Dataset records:

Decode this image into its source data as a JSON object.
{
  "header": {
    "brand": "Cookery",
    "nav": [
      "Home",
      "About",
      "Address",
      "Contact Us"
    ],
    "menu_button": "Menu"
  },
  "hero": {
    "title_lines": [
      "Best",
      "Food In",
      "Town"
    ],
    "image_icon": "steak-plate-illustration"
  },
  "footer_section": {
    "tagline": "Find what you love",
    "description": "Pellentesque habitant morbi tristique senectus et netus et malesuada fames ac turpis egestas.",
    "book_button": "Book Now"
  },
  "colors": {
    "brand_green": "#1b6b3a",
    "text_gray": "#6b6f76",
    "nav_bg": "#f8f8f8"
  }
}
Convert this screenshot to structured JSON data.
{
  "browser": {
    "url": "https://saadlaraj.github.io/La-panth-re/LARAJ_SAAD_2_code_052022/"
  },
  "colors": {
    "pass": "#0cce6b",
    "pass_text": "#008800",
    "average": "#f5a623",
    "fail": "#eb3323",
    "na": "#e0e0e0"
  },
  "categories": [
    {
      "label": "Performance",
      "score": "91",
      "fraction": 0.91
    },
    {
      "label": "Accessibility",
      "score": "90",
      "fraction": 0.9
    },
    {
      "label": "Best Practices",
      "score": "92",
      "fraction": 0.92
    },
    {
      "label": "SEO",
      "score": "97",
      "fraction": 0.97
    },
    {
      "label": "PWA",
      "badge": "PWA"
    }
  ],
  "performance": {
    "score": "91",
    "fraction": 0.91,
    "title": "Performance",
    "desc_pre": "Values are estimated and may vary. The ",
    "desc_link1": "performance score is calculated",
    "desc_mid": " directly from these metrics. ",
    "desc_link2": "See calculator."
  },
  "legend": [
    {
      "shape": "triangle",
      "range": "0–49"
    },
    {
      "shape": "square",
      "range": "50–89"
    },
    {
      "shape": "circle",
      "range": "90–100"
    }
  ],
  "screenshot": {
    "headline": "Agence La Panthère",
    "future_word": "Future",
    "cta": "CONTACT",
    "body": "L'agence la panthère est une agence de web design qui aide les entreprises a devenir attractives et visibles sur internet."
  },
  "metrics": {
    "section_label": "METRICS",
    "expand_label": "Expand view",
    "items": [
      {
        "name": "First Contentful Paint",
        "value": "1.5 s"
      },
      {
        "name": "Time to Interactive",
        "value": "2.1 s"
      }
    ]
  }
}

§ STATED TASK:
Retype all of the entries precisely as they are.

§ RESULT FOR THIS TASK:
Decode this image into its source data as a JSON object.
{
  "header": {
    "brand": "Cookery",
    "nav": [
      "Home",
      "About",
      "Address",
      "Contact Us"
    ],
    "menu_button": "Menu"
  },
  "hero": {
    "title_lines": [
      "Best",
      "Food In",
      "Town"
    ],
    "image_icon": "steak-plate-illustration"
  },
  "footer_section": {
    "tagline": "Find what you love",
    "description": "Pellentesque habitant morbi tristique senectus et netus et malesuada fames ac turpis egestas.",
    "book_button": "Book Now"
  },
  "colors": {
    "brand_green": "#1b6b3a",
    "text_gray": "#6b6f76",
    "nav_bg": "#f8f8f8"
  }
}
Convert this screenshot to structured JSON data.
{
  "browser": {
    "url": "https://saadlaraj.github.io/La-panth-re/LARAJ_SAAD_2_code_052022/"
  },
  "colors": {
    "pass": "#0cce6b",
    "pass_text": "#008800",
    "average": "#f5a623",
    "fail": "#eb3323",
    "na": "#e0e0e0"
  },
  "categories": [
    {
      "label": "Performance",
      "score": "91",
      "fraction": 0.91
    },
    {
      "label": "Accessibility",
      "score": "90",
      "fraction": 0.9
    },
    {
      "label": "Best Practices",
      "score": "92",
      "fraction": 0.92
    },
    {
      "label": "SEO",
      "score": "97",
      "fraction": 0.97
    },
    {
      "label": "PWA",
      "badge": "PWA"
    }
  ],
  "performance": {
    "score": "91",
    "fraction": 0.91,
    "title": "Performance",
    "desc_pre": "Values are estimated and may vary. The ",
    "desc_link1": "performance score is calculated",
    "desc_mid": " directly from these metrics. ",
    "desc_link2": "See calculator."
  },
  "legend": [
    {
      "shape": "triangle",
      "range": "0–49"
    },
    {
      "shape": "square",
      "range": "50–89"
    },
    {
      "shape": "circle",
      "range": "90–100"
    }
  ],
  "screenshot": {
    "headline": "Agence La Panthère",
    "future_word": "Future",
    "cta": "CONTACT",
    "body": "L'agence la panthère est une agence de web design qui aide les entreprises a devenir attractives et visibles sur internet."
  },
  "metrics": {
    "section_label": "METRICS",
    "expand_label": "Expand view",
    "items": [
      {
        "name": "First Contentful Paint",
        "value": "1.5 s"
      },
      {
        "name": "Time to Interactive",
        "value": "2.1 s"
      }
    ]
  }
}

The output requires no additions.